(Collected data entries)
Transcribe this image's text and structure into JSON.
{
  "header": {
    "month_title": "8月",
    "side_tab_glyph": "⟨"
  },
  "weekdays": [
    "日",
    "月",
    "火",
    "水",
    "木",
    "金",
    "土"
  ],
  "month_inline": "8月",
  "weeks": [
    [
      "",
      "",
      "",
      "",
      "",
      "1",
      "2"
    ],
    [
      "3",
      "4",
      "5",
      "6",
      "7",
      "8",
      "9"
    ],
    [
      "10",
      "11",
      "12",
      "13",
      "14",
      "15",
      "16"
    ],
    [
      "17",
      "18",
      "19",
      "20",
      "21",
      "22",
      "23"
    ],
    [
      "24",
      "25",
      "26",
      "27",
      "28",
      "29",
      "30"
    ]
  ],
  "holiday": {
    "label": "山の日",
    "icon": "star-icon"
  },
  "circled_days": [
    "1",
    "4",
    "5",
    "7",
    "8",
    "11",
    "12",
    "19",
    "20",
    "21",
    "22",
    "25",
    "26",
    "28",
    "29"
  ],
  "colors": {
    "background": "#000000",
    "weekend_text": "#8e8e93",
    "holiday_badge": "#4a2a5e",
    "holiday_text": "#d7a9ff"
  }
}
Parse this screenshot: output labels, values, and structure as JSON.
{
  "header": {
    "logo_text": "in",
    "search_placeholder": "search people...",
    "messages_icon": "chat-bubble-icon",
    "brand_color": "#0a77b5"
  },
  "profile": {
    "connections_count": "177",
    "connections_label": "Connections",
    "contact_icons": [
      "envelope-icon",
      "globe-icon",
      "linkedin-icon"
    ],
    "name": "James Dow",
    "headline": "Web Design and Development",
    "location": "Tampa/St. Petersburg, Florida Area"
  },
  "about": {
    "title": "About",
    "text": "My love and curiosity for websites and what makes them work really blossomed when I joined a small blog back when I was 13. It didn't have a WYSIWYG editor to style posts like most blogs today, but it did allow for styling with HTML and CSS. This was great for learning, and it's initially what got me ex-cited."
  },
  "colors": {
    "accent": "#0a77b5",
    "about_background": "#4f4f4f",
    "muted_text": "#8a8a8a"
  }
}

■ WORK INSTRUCTIONS ■
Copy all lines from the material that include "structure".

■ TASK OUTPUT ■
Transcribe this image's text and structure into JSON.
Parse this screenshot: output labels, values, and structure as JSON.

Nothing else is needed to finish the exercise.